[Exercise requirements] Wherever the word "Frequency" turns up in a line of the entries, copy that line.

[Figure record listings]
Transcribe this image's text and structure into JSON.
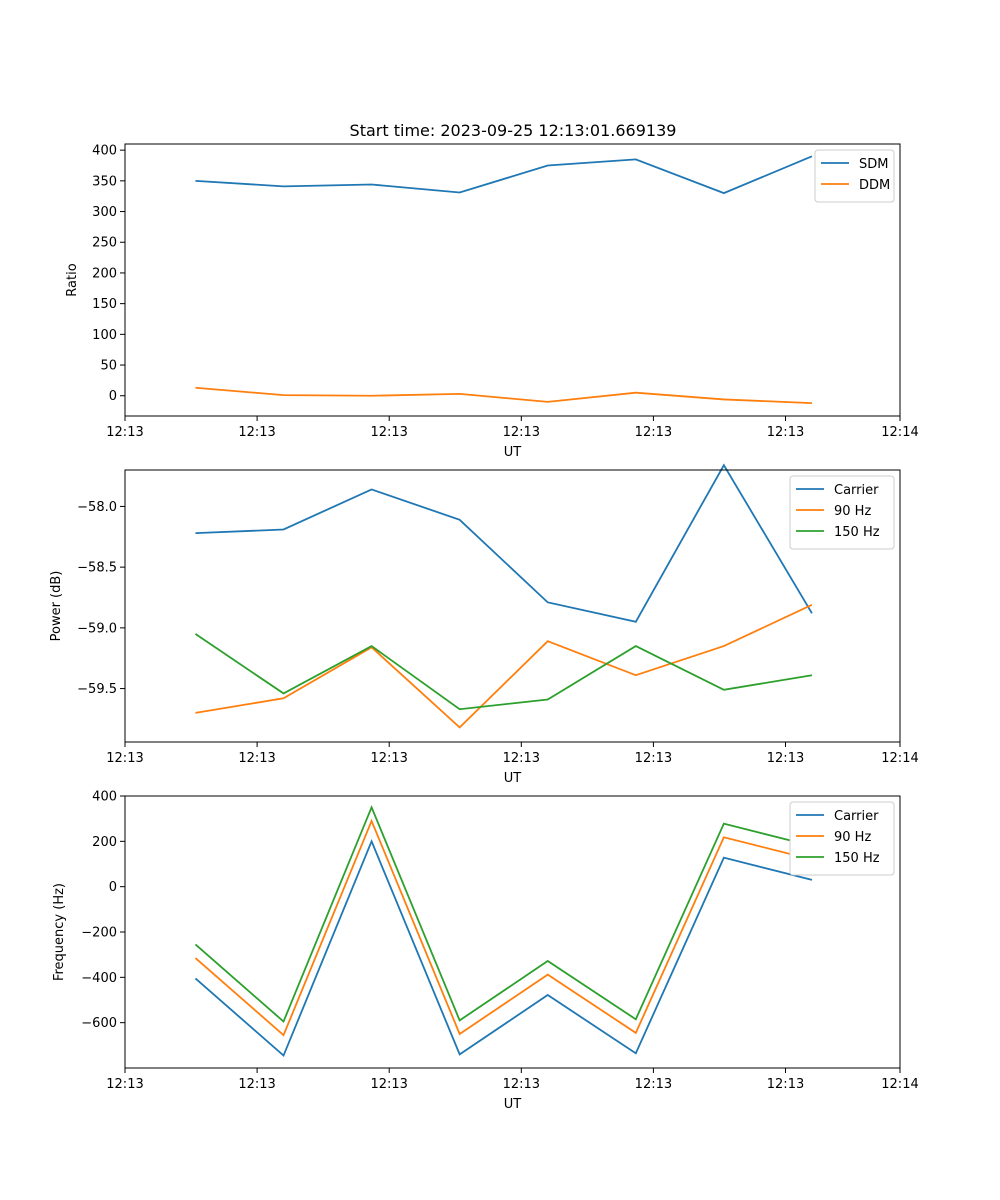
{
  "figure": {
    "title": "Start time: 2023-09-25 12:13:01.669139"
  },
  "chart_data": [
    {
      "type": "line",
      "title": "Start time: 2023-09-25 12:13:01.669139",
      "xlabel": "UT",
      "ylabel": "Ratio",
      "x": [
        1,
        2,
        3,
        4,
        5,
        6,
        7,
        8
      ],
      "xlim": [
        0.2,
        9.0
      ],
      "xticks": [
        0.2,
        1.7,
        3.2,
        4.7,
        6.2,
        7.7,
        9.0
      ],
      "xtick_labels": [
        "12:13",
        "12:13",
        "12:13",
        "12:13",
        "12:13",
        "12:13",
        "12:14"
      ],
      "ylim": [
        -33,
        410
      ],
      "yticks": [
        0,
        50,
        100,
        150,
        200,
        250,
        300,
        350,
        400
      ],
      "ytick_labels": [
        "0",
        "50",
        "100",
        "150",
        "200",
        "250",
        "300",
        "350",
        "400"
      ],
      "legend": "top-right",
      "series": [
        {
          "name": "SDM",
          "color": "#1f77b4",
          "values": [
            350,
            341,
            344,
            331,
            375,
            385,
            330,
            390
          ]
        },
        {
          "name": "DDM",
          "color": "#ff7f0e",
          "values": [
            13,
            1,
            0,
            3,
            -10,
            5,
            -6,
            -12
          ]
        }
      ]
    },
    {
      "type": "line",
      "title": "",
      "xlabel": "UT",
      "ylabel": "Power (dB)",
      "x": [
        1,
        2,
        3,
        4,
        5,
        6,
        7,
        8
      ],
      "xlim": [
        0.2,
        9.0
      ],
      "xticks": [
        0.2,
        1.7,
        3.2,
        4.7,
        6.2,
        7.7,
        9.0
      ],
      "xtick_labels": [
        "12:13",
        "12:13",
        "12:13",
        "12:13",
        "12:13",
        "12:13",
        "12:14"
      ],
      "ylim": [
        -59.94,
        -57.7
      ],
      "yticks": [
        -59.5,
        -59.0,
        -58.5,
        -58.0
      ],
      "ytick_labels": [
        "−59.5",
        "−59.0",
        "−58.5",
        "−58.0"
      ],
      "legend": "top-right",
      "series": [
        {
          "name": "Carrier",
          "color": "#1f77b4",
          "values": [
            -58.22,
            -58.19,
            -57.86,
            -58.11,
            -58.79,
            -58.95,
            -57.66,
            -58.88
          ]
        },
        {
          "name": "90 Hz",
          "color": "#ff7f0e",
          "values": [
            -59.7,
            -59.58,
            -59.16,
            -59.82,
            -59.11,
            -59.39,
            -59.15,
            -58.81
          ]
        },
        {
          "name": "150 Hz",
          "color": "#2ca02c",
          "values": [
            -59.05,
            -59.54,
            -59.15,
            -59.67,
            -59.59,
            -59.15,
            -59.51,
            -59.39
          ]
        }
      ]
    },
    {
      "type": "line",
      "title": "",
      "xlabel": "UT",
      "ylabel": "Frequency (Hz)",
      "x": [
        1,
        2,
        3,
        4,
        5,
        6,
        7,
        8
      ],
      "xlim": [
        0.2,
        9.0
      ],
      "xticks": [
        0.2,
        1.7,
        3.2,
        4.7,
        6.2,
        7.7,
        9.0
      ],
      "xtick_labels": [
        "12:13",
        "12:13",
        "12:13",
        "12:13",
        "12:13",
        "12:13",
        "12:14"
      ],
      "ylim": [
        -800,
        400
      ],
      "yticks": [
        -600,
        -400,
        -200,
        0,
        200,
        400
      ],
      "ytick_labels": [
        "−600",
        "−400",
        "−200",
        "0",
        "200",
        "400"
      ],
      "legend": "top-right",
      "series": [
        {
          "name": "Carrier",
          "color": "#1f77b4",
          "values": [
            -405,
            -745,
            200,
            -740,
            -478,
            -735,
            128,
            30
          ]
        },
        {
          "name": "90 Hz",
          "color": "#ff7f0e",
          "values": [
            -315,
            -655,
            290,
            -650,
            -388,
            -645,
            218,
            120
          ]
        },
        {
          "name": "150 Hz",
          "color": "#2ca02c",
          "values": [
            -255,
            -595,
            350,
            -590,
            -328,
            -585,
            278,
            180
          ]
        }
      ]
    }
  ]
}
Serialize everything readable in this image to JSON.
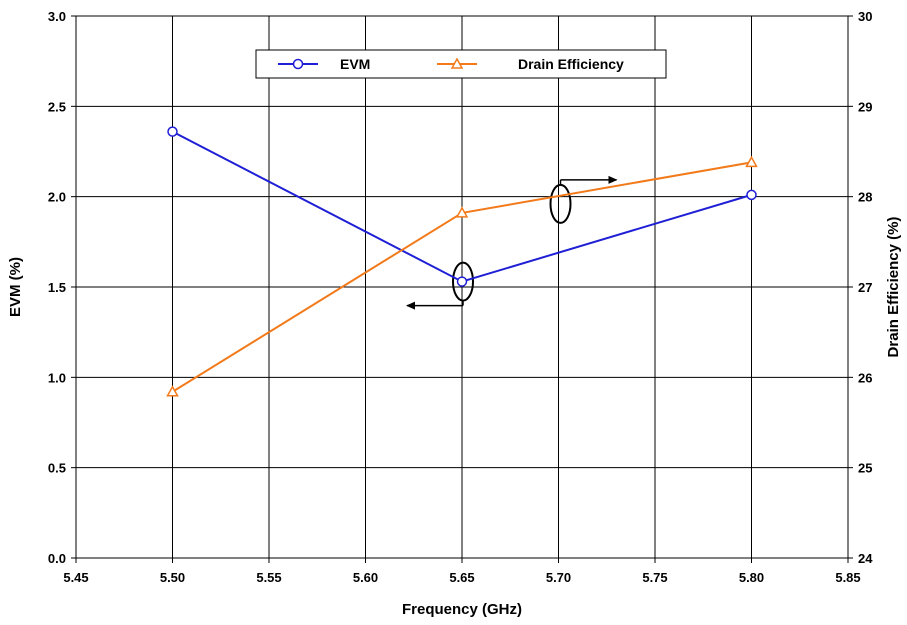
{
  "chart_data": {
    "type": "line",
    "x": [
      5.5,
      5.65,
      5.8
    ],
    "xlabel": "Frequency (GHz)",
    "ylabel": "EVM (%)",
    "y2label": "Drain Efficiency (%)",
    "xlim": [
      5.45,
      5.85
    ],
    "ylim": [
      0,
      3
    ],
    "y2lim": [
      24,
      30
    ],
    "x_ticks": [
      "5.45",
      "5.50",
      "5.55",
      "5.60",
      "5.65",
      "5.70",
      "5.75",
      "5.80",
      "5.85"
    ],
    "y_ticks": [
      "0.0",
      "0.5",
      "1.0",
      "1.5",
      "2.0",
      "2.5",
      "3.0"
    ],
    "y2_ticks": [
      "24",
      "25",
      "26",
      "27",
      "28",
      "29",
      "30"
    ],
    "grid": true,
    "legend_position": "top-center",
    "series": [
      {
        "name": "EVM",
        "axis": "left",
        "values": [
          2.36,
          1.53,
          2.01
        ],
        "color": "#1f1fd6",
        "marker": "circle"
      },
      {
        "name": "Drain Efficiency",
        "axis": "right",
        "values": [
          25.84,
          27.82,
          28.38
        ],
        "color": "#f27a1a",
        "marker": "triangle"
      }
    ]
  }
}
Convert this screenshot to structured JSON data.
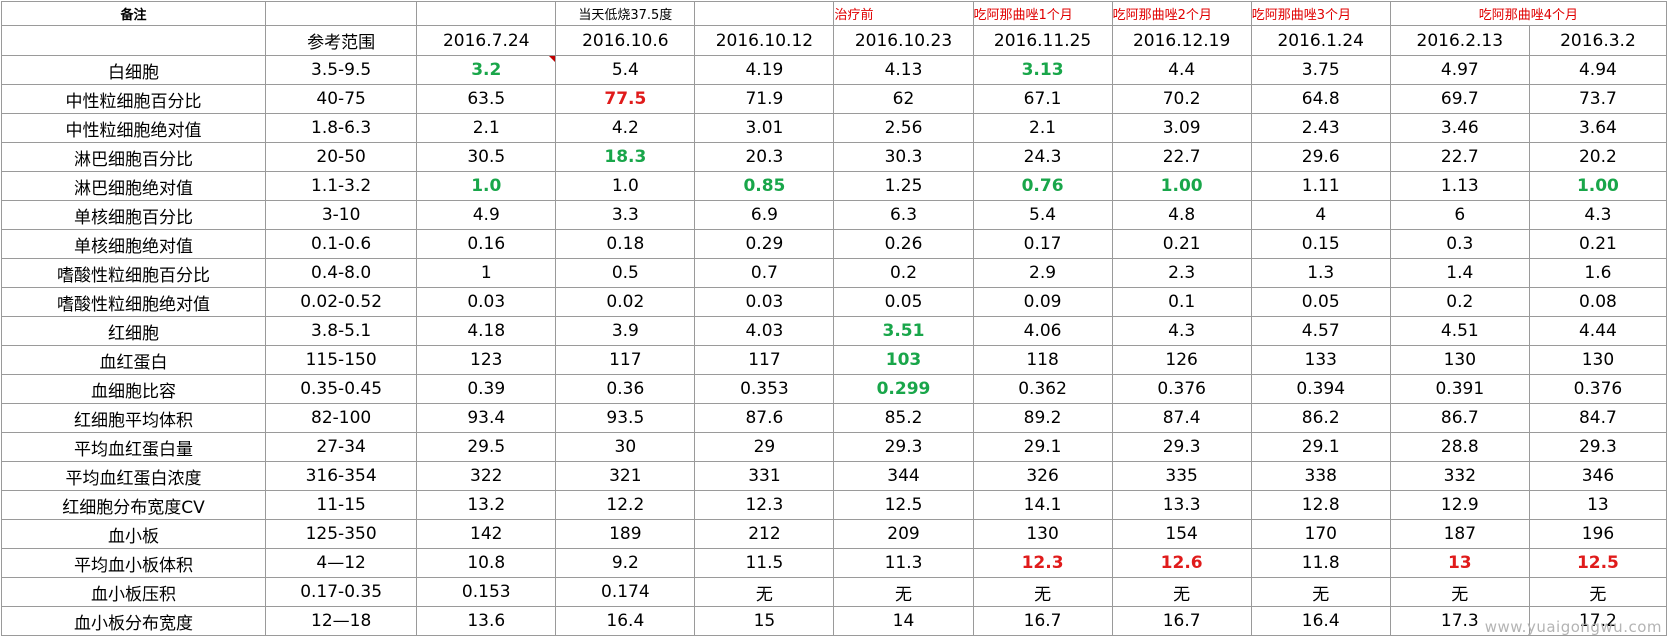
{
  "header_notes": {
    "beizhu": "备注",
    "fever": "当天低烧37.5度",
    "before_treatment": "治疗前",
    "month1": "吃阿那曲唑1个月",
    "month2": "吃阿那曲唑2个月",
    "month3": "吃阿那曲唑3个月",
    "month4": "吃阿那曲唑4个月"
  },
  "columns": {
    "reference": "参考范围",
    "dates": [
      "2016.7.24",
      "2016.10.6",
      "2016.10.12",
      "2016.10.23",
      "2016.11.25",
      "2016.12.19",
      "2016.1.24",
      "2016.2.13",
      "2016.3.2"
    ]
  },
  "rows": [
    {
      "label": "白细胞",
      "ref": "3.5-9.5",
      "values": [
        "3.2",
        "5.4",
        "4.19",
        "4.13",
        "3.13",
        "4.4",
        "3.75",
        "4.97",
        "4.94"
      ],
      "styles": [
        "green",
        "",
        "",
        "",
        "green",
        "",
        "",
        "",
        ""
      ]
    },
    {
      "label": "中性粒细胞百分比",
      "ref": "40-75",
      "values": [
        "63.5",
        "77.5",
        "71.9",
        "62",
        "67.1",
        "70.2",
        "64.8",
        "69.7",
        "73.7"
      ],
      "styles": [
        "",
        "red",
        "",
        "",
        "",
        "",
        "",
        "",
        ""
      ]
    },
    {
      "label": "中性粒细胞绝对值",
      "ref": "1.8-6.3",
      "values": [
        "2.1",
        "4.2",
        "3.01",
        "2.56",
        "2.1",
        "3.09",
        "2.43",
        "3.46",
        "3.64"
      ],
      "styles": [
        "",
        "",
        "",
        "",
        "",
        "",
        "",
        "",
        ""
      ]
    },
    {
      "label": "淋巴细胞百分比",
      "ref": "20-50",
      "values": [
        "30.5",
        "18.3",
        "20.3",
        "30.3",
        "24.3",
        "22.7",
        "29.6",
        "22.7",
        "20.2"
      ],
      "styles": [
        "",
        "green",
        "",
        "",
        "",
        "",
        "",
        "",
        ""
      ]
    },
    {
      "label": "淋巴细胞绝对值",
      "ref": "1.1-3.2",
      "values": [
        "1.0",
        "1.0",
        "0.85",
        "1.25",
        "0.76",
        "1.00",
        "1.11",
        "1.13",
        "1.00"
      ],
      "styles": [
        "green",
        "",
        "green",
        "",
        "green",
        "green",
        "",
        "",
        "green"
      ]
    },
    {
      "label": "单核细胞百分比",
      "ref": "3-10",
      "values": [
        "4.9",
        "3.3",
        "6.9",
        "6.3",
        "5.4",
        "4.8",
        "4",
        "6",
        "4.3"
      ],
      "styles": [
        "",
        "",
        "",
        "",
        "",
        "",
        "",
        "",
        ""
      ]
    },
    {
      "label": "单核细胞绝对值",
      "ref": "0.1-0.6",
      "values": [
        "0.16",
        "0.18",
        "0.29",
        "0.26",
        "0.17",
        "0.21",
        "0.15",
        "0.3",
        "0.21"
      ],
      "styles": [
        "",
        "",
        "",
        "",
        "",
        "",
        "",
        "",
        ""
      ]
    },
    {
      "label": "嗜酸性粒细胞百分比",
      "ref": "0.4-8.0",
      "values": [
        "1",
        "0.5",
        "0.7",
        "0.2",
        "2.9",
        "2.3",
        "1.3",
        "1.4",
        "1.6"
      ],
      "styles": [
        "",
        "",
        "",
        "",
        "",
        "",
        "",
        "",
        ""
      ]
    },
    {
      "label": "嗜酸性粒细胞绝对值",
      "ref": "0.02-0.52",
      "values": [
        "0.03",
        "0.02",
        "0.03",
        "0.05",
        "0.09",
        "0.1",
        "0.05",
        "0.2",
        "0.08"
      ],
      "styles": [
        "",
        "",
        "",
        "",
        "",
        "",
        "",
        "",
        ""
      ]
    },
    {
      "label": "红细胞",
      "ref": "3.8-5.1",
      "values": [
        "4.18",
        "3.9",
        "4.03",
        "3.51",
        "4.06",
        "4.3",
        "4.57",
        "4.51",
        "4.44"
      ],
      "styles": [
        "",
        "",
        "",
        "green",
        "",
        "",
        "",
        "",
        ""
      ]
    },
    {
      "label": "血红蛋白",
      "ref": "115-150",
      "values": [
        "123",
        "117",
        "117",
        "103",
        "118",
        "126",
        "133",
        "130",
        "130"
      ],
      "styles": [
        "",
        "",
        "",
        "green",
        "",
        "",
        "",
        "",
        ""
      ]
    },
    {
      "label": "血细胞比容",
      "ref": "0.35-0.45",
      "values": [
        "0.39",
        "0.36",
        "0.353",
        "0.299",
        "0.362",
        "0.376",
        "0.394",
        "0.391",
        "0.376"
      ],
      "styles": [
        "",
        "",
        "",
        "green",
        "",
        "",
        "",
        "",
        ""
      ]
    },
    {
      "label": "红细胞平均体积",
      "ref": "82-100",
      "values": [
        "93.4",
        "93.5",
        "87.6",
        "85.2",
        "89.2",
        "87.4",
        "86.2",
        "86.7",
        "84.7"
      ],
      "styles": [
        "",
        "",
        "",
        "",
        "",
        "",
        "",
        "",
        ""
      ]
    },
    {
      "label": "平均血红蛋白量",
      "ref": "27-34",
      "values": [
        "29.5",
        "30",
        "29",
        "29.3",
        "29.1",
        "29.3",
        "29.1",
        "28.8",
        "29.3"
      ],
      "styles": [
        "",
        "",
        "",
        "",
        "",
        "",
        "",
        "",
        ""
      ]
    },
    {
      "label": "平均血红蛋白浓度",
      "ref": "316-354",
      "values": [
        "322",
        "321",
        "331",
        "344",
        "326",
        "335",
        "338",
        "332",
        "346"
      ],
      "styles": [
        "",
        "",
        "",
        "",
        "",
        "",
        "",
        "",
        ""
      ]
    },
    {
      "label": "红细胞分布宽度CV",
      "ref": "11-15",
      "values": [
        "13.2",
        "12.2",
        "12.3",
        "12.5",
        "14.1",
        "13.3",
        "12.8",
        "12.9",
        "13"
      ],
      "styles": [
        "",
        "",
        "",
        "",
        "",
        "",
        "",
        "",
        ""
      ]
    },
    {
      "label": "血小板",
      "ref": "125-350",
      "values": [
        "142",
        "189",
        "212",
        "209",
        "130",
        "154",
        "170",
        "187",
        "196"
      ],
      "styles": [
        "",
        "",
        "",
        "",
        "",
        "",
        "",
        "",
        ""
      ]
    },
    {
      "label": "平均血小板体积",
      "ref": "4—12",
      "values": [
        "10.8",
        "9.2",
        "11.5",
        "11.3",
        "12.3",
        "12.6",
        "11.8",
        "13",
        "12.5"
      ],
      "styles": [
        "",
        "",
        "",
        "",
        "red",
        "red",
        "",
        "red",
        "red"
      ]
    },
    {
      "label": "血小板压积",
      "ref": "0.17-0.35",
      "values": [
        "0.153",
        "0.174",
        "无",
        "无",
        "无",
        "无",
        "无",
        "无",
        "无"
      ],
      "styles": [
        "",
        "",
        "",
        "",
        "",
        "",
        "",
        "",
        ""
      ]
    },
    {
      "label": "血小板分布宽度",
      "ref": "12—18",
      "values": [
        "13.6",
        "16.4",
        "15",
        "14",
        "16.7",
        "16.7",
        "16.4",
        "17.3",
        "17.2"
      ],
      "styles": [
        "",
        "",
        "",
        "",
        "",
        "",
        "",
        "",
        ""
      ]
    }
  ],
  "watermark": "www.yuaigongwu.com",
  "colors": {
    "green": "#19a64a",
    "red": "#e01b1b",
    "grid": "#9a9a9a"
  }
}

[The result]
      "ylabel": "Frequency (Hz)",
    "xlabel": "Frequency (GHz)",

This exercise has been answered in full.